— Begin Provided data —

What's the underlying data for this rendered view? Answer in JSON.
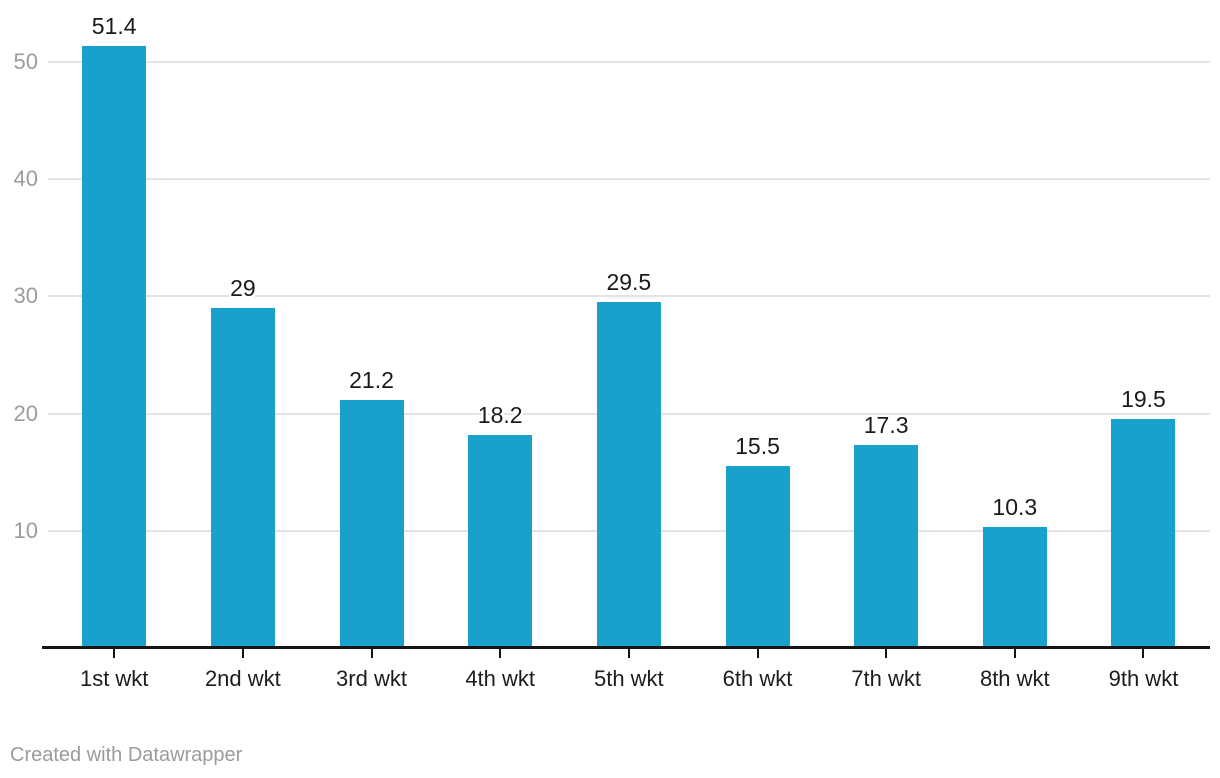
{
  "chart_data": {
    "type": "bar",
    "title": "",
    "xlabel": "",
    "ylabel": "",
    "categories": [
      "1st wkt",
      "2nd wkt",
      "3rd wkt",
      "4th wkt",
      "5th wkt",
      "6th wkt",
      "7th wkt",
      "8th wkt",
      "9th wkt"
    ],
    "values": [
      51.4,
      29,
      21.2,
      18.2,
      29.5,
      15.5,
      17.3,
      10.3,
      19.5
    ],
    "value_labels": [
      "51.4",
      "29",
      "21.2",
      "18.2",
      "29.5",
      "15.5",
      "17.3",
      "10.3",
      "19.5"
    ],
    "yticks": [
      10,
      20,
      30,
      40,
      50
    ],
    "ylim": [
      0,
      55.3
    ],
    "grid": true,
    "legend_position": "none",
    "bar_color": "#18a1cd"
  },
  "colors": {
    "bar": "#18a1cd",
    "grid": "#e3e3e3",
    "axis": "#161616",
    "y_tick_label": "#9c9c9c",
    "x_tick_label": "#1d1d1d",
    "value_label": "#1a1a1a",
    "credit": "#9b9b9b"
  },
  "footer": {
    "credit": "Created with Datawrapper"
  }
}
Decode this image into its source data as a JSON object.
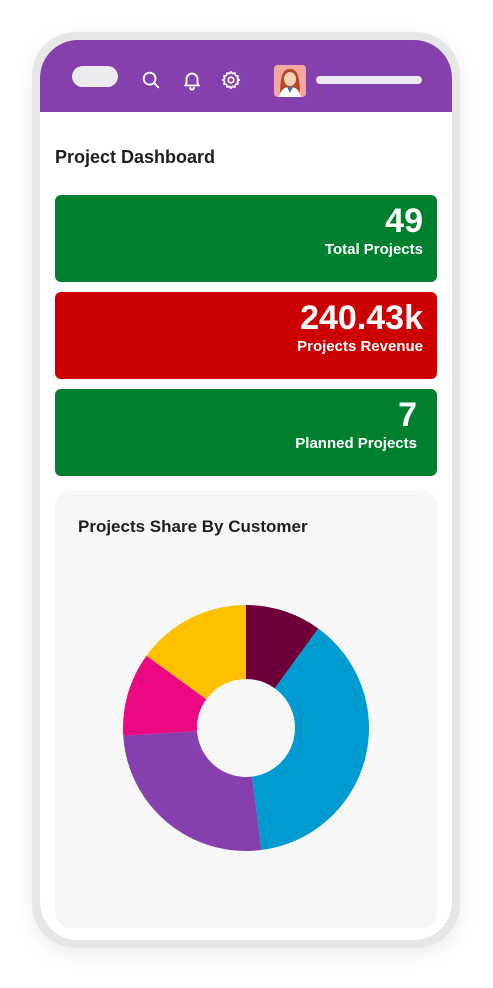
{
  "dashboard": {
    "title": "Project Dashboard",
    "kpis": [
      {
        "value": "49",
        "label": "Total Projects",
        "color": "#00802f"
      },
      {
        "value": "240.43k",
        "label": "Projects Revenue",
        "color": "#cc0000"
      },
      {
        "value": "7",
        "label": "Planned Projects",
        "color": "#00802f"
      }
    ]
  },
  "header": {
    "icons": [
      "search-icon",
      "bell-icon",
      "gear-icon"
    ],
    "accent": "#8540ad"
  },
  "chart_data": {
    "type": "pie",
    "title": "Projects Share By Customer",
    "donut": true,
    "values": [
      10,
      38,
      26,
      11,
      15
    ],
    "colors": [
      "#6d0039",
      "#009bd0",
      "#8540ad",
      "#ec0882",
      "#ffc000"
    ]
  }
}
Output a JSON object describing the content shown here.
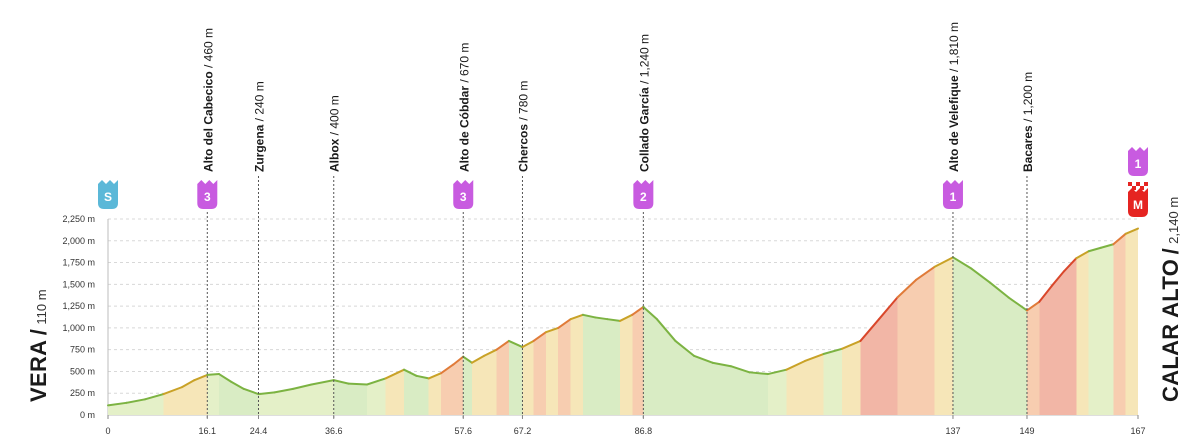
{
  "chart_data": {
    "type": "area",
    "title": "",
    "xlabel": "",
    "ylabel": "",
    "x_unit": "km",
    "y_unit": "m",
    "xlim": [
      0,
      167
    ],
    "ylim": [
      0,
      2250
    ],
    "y_ticks": [
      "0 m",
      "250 m",
      "500 m",
      "750 m",
      "1,000 m",
      "1,250 m",
      "1,500 m",
      "1,750 m",
      "2,000 m",
      "2,250 m"
    ],
    "y_tick_values": [
      0,
      250,
      500,
      750,
      1000,
      1250,
      1500,
      1750,
      2000,
      2250
    ],
    "grid": true,
    "start": {
      "name": "VERA",
      "separator": "/",
      "elevation": "110 m",
      "badge": "S",
      "badge_color": "#5bb8d8"
    },
    "finish": {
      "name": "CALAR ALTO",
      "separator": "/",
      "elevation": "2,140 m",
      "badge": "M",
      "badge_color": "#e52421",
      "category": "1"
    },
    "points": [
      {
        "name": "Alto del Cabecico",
        "elevation": "460 m",
        "km": 16.1,
        "km_label": "16.1",
        "category": "3"
      },
      {
        "name": "Zurgena",
        "elevation": "240 m",
        "km": 24.4,
        "km_label": "24.4",
        "category": ""
      },
      {
        "name": "Albox",
        "elevation": "400 m",
        "km": 36.6,
        "km_label": "36.6",
        "category": ""
      },
      {
        "name": "Alto de Cóbdar",
        "elevation": "670 m",
        "km": 57.6,
        "km_label": "57.6",
        "category": "3"
      },
      {
        "name": "Chercos",
        "elevation": "780 m",
        "km": 67.2,
        "km_label": "67.2",
        "category": ""
      },
      {
        "name": "Collado García",
        "elevation": "1,240 m",
        "km": 86.8,
        "km_label": "86.8",
        "category": "2"
      },
      {
        "name": "Alto de Velefique",
        "elevation": "1,810 m",
        "km": 137,
        "km_label": "137",
        "category": "1"
      },
      {
        "name": "Bacares",
        "elevation": "1,200 m",
        "km": 149,
        "km_label": "149",
        "category": ""
      }
    ],
    "x_tick_labels": [
      {
        "km": 0,
        "label": "0"
      },
      {
        "km": 16.1,
        "label": "16.1"
      },
      {
        "km": 24.4,
        "label": "24.4"
      },
      {
        "km": 36.6,
        "label": "36.6"
      },
      {
        "km": 57.6,
        "label": "57.6"
      },
      {
        "km": 67.2,
        "label": "67.2"
      },
      {
        "km": 86.8,
        "label": "86.8"
      },
      {
        "km": 137,
        "label": "137"
      },
      {
        "km": 149,
        "label": "149"
      },
      {
        "km": 167,
        "label": "167"
      }
    ],
    "series": [
      {
        "x": [
          0,
          3,
          6,
          9,
          12,
          14,
          16.1,
          18,
          20,
          22,
          24.4,
          27,
          30,
          33,
          36.6,
          39,
          42,
          45,
          48,
          50,
          52,
          54,
          56,
          57.6,
          59,
          61,
          63,
          65,
          67.2,
          69,
          71,
          73,
          75,
          77,
          79,
          81,
          83,
          85,
          86.8,
          89,
          92,
          95,
          98,
          101,
          104,
          107,
          110,
          113,
          116,
          119,
          122,
          125,
          128,
          131,
          134,
          137,
          140,
          143,
          146,
          149,
          151,
          153,
          155,
          157,
          159,
          161,
          163,
          165,
          167
        ],
        "y": [
          110,
          140,
          180,
          240,
          320,
          400,
          460,
          470,
          380,
          300,
          240,
          260,
          300,
          350,
          400,
          360,
          350,
          420,
          520,
          450,
          420,
          480,
          580,
          670,
          600,
          680,
          750,
          850,
          780,
          850,
          950,
          1000,
          1100,
          1150,
          1120,
          1100,
          1080,
          1150,
          1240,
          1100,
          850,
          680,
          600,
          560,
          490,
          470,
          520,
          620,
          700,
          760,
          850,
          1100,
          1350,
          1550,
          1700,
          1810,
          1680,
          1520,
          1350,
          1200,
          1300,
          1480,
          1650,
          1800,
          1880,
          1920,
          1960,
          2080,
          2140
        ]
      }
    ]
  }
}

— End Provided data —

Exercise directions
Using the material above, return every line exactly as it appears, minus the pictures.

Solution to this exercise
What's the underlying data for this rendered view? Answer in JSON.
{
  "chart_data": {
    "type": "bar",
    "title": "",
    "xlabel": "",
    "ylabel": "",
    "categories": [
      "1st wkt",
      "2nd wkt",
      "3rd wkt",
      "4th wkt",
      "5th wkt",
      "6th wkt",
      "7th wkt",
      "8th wkt",
      "9th wkt"
    ],
    "values": [
      51.4,
      29,
      21.2,
      18.2,
      29.5,
      15.5,
      17.3,
      10.3,
      19.5
    ],
    "value_labels": [
      "51.4",
      "29",
      "21.2",
      "18.2",
      "29.5",
      "15.5",
      "17.3",
      "10.3",
      "19.5"
    ],
    "yticks": [
      10,
      20,
      30,
      40,
      50
    ],
    "ylim": [
      0,
      55.3
    ],
    "grid": true,
    "legend_position": "none",
    "bar_color": "#18a1cd"
  },
  "colors": {
    "bar": "#18a1cd",
    "grid": "#e3e3e3",
    "axis": "#161616",
    "y_tick_label": "#9c9c9c",
    "x_tick_label": "#1d1d1d",
    "value_label": "#1a1a1a",
    "credit": "#9b9b9b"
  },
  "footer": {
    "credit": "Created with Datawrapper"
  }
}
Decode this image into its source data as a JSON object.
{
  "dashboard": {
    "title": "Project Dashboard",
    "kpis": [
      {
        "value": "49",
        "label": "Total Projects",
        "color": "#00802f"
      },
      {
        "value": "240.43k",
        "label": "Projects Revenue",
        "color": "#cc0000"
      },
      {
        "value": "7",
        "label": "Planned Projects",
        "color": "#00802f"
      }
    ]
  },
  "header": {
    "icons": [
      "search-icon",
      "bell-icon",
      "gear-icon"
    ],
    "accent": "#8540ad"
  },
  "chart_data": {
    "type": "pie",
    "title": "Projects Share By Customer",
    "donut": true,
    "values": [
      10,
      38,
      26,
      11,
      15
    ],
    "colors": [
      "#6d0039",
      "#009bd0",
      "#8540ad",
      "#ec0882",
      "#ffc000"
    ]
  }
}
Output a JSON object describing the content shown here.
{
  "chart_data": {
    "type": "area",
    "title": "",
    "xlabel": "",
    "ylabel": "",
    "x_unit": "km",
    "y_unit": "m",
    "xlim": [
      0,
      167
    ],
    "ylim": [
      0,
      2250
    ],
    "y_ticks": [
      "0 m",
      "250 m",
      "500 m",
      "750 m",
      "1,000 m",
      "1,250 m",
      "1,500 m",
      "1,750 m",
      "2,000 m",
      "2,250 m"
    ],
    "y_tick_values": [
      0,
      250,
      500,
      750,
      1000,
      1250,
      1500,
      1750,
      2000,
      2250
    ],
    "grid": true,
    "start": {
      "name": "VERA",
      "separator": "/",
      "elevation": "110 m",
      "badge": "S",
      "badge_color": "#5bb8d8"
    },
    "finish": {
      "name": "CALAR ALTO",
      "separator": "/",
      "elevation": "2,140 m",
      "badge": "M",
      "badge_color": "#e52421",
      "category": "1"
    },
    "points": [
      {
        "name": "Alto del Cabecico",
        "elevation": "460 m",
        "km": 16.1,
        "km_label": "16.1",
        "category": "3"
      },
      {
        "name": "Zurgena",
        "elevation": "240 m",
        "km": 24.4,
        "km_label": "24.4",
        "category": ""
      },
      {
        "name": "Albox",
        "elevation": "400 m",
        "km": 36.6,
        "km_label": "36.6",
        "category": ""
      },
      {
        "name": "Alto de Cóbdar",
        "elevation": "670 m",
        "km": 57.6,
        "km_label": "57.6",
        "category": "3"
      },
      {
        "name": "Chercos",
        "elevation": "780 m",
        "km": 67.2,
        "km_label": "67.2",
        "category": ""
      },
      {
        "name": "Collado García",
        "elevation": "1,240 m",
        "km": 86.8,
        "km_label": "86.8",
        "category": "2"
      },
      {
        "name": "Alto de Velefique",
        "elevation": "1,810 m",
        "km": 137,
        "km_label": "137",
        "category": "1"
      },
      {
        "name": "Bacares",
        "elevation": "1,200 m",
        "km": 149,
        "km_label": "149",
        "category": ""
      }
    ],
    "x_tick_labels": [
      {
        "km": 0,
        "label": "0"
      },
      {
        "km": 16.1,
        "label": "16.1"
      },
      {
        "km": 24.4,
        "label": "24.4"
      },
      {
        "km": 36.6,
        "label": "36.6"
      },
      {
        "km": 57.6,
        "label": "57.6"
      },
      {
        "km": 67.2,
        "label": "67.2"
      },
      {
        "km": 86.8,
        "label": "86.8"
      },
      {
        "km": 137,
        "label": "137"
      },
      {
        "km": 149,
        "label": "149"
      },
      {
        "km": 167,
        "label": "167"
      }
    ],
    "series": [
      {
        "x": [
          0,
          3,
          6,
          9,
          12,
          14,
          16.1,
          18,
          20,
          22,
          24.4,
          27,
          30,
          33,
          36.6,
          39,
          42,
          45,
          48,
          50,
          52,
          54,
          56,
          57.6,
          59,
          61,
          63,
          65,
          67.2,
          69,
          71,
          73,
          75,
          77,
          79,
          81,
          83,
          85,
          86.8,
          89,
          92,
          95,
          98,
          101,
          104,
          107,
          110,
          113,
          116,
          119,
          122,
          125,
          128,
          131,
          134,
          137,
          140,
          143,
          146,
          149,
          151,
          153,
          155,
          157,
          159,
          161,
          163,
          165,
          167
        ],
        "y": [
          110,
          140,
          180,
          240,
          320,
          400,
          460,
          470,
          380,
          300,
          240,
          260,
          300,
          350,
          400,
          360,
          350,
          420,
          520,
          450,
          420,
          480,
          580,
          670,
          600,
          680,
          750,
          850,
          780,
          850,
          950,
          1000,
          1100,
          1150,
          1120,
          1100,
          1080,
          1150,
          1240,
          1100,
          850,
          680,
          600,
          560,
          490,
          470,
          520,
          620,
          700,
          760,
          850,
          1100,
          1350,
          1550,
          1700,
          1810,
          1680,
          1520,
          1350,
          1200,
          1300,
          1480,
          1650,
          1800,
          1880,
          1920,
          1960,
          2080,
          2140
        ]
      }
    ]
  }
}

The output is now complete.